◆ Provided entries
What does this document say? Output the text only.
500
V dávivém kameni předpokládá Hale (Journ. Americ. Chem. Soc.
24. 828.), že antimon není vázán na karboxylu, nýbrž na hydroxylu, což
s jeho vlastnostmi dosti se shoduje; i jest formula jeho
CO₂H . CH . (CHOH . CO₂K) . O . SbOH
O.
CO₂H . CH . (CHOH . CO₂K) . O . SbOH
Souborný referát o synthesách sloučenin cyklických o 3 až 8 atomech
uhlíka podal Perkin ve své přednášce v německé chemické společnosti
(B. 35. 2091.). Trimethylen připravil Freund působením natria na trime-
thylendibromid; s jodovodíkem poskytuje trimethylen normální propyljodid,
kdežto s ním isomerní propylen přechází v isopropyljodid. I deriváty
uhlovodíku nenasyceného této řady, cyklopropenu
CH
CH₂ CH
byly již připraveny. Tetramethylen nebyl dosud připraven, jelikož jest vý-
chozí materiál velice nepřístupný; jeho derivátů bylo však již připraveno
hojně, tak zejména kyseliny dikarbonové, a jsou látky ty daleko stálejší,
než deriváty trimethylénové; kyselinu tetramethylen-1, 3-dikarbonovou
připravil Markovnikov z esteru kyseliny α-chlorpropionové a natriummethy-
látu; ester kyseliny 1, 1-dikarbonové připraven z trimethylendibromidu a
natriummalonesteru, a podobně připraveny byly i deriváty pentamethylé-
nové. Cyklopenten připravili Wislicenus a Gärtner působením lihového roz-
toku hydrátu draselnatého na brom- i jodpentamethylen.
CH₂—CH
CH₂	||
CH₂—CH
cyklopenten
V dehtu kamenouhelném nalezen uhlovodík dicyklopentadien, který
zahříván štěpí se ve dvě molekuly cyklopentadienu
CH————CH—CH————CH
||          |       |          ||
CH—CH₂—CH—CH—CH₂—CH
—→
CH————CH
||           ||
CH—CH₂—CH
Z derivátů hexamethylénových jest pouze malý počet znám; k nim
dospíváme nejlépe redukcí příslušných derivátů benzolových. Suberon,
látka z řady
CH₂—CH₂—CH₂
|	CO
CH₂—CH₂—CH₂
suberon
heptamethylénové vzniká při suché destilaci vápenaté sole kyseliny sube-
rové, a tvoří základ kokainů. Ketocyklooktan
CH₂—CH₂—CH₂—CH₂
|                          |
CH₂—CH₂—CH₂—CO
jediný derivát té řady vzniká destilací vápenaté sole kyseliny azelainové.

◆ Directive
Write out every entry word for word.

◆ Answer to this task
What does this document say? Output the text only.
500
V dávivém kameni předpokládá Hale (Journ. Americ. Chem. Soc.
24. 828.), že antimon není vázán na karboxylu, nýbrž na hydroxylu, což
s jeho vlastnostmi dosti se shoduje; i jest formula jeho
CO₂H . CH . (CHOH . CO₂K) . O . SbOH
O.
CO₂H . CH . (CHOH . CO₂K) . O . SbOH
Souborný referát o synthesách sloučenin cyklických o 3 až 8 atomech
uhlíka podal Perkin ve své přednášce v německé chemické společnosti
(B. 35. 2091.). Trimethylen připravil Freund působením natria na trime-
thylendibromid; s jodovodíkem poskytuje trimethylen normální propyljodid,
kdežto s ním isomerní propylen přechází v isopropyljodid. I deriváty
uhlovodíku nenasyceného této řady, cyklopropenu
CH
CH₂ CH
byly již připraveny. Tetramethylen nebyl dosud připraven, jelikož jest vý-
chozí materiál velice nepřístupný; jeho derivátů bylo však již připraveno
hojně, tak zejména kyseliny dikarbonové, a jsou látky ty daleko stálejší,
než deriváty trimethylénové; kyselinu tetramethylen-1, 3-dikarbonovou
připravil Markovnikov z esteru kyseliny α-chlorpropionové a natriummethy-
látu; ester kyseliny 1, 1-dikarbonové připraven z trimethylendibromidu a
natriummalonesteru, a podobně připraveny byly i deriváty pentamethylé-
nové. Cyklopenten připravili Wislicenus a Gärtner působením lihového roz-
toku hydrátu draselnatého na brom- i jodpentamethylen.
CH₂—CH
CH₂	||
CH₂—CH
cyklopenten
V dehtu kamenouhelném nalezen uhlovodík dicyklopentadien, který
zahříván štěpí se ve dvě molekuly cyklopentadienu
CH————CH—CH————CH
||          |       |          ||
CH—CH₂—CH—CH—CH₂—CH
—→
CH————CH
||           ||
CH—CH₂—CH
Z derivátů hexamethylénových jest pouze malý počet znám; k nim
dospíváme nejlépe redukcí příslušných derivátů benzolových. Suberon,
látka z řady
CH₂—CH₂—CH₂
|	CO
CH₂—CH₂—CH₂
suberon
heptamethylénové vzniká při suché destilaci vápenaté sole kyseliny sube-
rové, a tvoří základ kokainů. Ketocyklooktan
CH₂—CH₂—CH₂—CH₂
|                          |
CH₂—CH₂—CH₂—CO
jediný derivát té řady vzniká destilací vápenaté sole kyseliny azelainové.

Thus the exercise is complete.